__Task to carry out__. Count how many lines hold the string "полями". Give that number alone.

__Data supplied__.
%%

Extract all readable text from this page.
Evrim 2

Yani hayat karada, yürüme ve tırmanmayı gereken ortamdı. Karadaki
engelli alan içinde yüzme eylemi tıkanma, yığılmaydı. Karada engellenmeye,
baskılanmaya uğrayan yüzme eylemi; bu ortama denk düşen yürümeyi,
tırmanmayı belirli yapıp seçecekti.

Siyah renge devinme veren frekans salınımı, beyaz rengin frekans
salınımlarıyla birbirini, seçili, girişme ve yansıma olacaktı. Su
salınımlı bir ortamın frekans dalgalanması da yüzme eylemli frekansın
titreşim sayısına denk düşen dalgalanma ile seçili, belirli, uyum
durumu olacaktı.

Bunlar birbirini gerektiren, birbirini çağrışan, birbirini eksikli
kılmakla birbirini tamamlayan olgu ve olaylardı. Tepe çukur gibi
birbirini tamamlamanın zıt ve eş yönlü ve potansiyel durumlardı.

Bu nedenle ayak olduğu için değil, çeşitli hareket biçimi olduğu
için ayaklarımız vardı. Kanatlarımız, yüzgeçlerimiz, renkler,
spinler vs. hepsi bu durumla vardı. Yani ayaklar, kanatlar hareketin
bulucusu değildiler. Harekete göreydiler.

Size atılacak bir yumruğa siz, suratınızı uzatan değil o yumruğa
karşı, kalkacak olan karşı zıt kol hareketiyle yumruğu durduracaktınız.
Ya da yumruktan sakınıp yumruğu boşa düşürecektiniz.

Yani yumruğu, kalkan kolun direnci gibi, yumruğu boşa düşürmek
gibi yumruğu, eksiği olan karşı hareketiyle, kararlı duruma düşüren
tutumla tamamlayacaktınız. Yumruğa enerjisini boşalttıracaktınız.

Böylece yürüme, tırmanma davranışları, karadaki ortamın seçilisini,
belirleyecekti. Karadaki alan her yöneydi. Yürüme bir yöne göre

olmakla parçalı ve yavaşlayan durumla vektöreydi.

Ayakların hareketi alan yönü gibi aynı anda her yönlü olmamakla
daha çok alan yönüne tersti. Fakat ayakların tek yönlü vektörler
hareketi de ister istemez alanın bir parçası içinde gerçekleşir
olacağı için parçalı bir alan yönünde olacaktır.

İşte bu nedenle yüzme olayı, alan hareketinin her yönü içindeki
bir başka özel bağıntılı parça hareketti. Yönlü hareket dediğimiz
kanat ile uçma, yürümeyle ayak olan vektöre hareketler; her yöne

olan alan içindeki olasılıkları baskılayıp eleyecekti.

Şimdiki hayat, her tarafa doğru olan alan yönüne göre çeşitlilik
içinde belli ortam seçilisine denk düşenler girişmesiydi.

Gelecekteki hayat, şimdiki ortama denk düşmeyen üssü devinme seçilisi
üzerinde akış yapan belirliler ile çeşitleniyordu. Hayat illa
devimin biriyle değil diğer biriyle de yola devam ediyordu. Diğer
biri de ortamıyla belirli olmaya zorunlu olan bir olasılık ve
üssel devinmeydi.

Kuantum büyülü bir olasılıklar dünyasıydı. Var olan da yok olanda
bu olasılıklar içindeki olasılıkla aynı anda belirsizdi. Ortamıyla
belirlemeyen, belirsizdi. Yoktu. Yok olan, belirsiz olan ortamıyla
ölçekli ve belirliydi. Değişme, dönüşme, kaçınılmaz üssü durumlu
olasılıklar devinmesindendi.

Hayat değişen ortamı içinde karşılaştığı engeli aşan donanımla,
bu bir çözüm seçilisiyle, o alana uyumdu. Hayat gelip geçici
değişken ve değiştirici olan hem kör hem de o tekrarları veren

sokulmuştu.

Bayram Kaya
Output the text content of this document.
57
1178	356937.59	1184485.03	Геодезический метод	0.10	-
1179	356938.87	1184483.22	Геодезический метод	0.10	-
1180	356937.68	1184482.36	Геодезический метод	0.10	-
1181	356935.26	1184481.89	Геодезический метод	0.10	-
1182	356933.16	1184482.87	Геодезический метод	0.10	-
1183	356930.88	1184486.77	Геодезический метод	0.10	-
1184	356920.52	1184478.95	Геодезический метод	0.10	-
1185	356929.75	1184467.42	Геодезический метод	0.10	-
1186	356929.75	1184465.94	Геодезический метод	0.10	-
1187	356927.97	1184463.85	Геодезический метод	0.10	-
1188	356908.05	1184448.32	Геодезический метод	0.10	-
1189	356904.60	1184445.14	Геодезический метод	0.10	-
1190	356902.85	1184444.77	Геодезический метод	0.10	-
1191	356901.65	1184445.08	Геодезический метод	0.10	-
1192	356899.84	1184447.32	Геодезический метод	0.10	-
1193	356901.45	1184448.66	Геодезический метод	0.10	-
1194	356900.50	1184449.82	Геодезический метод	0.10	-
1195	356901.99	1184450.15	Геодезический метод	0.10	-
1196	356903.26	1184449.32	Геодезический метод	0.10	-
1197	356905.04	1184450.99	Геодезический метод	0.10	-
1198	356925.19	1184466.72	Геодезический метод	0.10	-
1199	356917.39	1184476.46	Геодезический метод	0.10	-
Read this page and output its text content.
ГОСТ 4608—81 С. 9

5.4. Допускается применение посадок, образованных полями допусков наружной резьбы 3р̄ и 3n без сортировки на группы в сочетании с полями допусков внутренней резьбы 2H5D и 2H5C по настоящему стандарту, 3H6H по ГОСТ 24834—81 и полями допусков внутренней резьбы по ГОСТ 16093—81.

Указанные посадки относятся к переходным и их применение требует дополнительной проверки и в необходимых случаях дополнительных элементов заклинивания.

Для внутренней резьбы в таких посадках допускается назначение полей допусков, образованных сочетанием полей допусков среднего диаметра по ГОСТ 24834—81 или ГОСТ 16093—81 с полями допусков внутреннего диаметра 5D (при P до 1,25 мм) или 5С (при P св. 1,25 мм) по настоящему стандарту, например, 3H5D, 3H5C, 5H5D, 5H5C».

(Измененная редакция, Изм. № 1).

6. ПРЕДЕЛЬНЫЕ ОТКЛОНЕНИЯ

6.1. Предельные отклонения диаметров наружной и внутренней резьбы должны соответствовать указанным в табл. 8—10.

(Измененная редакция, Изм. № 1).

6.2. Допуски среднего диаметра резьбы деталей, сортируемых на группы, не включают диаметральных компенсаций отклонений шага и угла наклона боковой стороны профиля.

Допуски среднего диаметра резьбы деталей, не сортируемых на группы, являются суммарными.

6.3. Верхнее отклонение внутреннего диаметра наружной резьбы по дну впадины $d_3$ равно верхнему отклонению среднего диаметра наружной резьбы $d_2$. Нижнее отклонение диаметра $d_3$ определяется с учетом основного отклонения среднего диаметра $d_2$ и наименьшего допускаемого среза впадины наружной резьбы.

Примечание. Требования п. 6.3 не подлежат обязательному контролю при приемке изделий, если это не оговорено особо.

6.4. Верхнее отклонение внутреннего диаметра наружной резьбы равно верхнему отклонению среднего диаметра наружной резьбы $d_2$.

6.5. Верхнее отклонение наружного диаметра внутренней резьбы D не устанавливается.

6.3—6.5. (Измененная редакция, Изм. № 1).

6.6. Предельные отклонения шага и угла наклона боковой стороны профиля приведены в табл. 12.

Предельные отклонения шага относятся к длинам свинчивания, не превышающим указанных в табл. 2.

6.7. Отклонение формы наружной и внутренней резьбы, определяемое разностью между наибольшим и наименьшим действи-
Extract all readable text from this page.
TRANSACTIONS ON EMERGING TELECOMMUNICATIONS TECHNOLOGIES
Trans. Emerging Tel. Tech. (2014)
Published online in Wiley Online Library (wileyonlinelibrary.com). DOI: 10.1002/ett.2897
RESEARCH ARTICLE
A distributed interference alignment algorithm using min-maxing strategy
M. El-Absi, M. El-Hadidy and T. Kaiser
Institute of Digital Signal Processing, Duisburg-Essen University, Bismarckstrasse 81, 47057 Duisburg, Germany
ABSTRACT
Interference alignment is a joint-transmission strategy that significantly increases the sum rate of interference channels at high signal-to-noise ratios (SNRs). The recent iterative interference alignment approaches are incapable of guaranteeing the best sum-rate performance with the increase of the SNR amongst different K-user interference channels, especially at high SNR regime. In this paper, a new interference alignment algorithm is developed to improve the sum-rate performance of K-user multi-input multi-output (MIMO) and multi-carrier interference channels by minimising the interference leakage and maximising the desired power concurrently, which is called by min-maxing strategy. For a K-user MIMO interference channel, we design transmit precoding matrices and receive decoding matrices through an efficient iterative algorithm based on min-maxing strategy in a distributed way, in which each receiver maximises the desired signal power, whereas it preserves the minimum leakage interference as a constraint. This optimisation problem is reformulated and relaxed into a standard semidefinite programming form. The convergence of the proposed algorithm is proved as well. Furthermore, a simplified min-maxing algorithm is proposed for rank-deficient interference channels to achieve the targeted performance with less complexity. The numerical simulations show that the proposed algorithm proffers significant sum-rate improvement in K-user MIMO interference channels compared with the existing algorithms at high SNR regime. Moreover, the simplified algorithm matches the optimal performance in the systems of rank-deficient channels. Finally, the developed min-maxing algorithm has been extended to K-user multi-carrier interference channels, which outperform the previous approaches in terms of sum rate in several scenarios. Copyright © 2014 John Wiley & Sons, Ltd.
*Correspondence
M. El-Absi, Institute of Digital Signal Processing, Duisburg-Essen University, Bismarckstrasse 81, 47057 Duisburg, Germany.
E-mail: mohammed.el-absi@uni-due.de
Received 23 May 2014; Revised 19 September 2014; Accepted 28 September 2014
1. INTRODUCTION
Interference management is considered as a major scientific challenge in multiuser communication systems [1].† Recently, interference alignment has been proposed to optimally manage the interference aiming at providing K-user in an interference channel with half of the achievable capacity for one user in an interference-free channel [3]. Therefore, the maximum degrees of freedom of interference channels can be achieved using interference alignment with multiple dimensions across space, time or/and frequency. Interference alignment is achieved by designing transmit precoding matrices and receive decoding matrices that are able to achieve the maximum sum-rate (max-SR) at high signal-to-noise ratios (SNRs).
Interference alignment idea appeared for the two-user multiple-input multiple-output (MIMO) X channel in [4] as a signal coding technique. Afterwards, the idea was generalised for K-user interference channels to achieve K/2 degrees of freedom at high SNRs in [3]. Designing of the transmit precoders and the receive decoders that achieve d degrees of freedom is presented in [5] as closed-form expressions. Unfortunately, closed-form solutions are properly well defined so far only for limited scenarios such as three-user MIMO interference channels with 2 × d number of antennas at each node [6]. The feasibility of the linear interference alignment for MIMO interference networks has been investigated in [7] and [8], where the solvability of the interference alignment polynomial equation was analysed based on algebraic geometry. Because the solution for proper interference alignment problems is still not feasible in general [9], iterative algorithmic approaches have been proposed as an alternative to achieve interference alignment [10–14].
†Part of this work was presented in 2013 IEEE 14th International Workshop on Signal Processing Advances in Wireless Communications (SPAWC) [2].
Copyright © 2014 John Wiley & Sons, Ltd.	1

%%

__Correct answer__. 2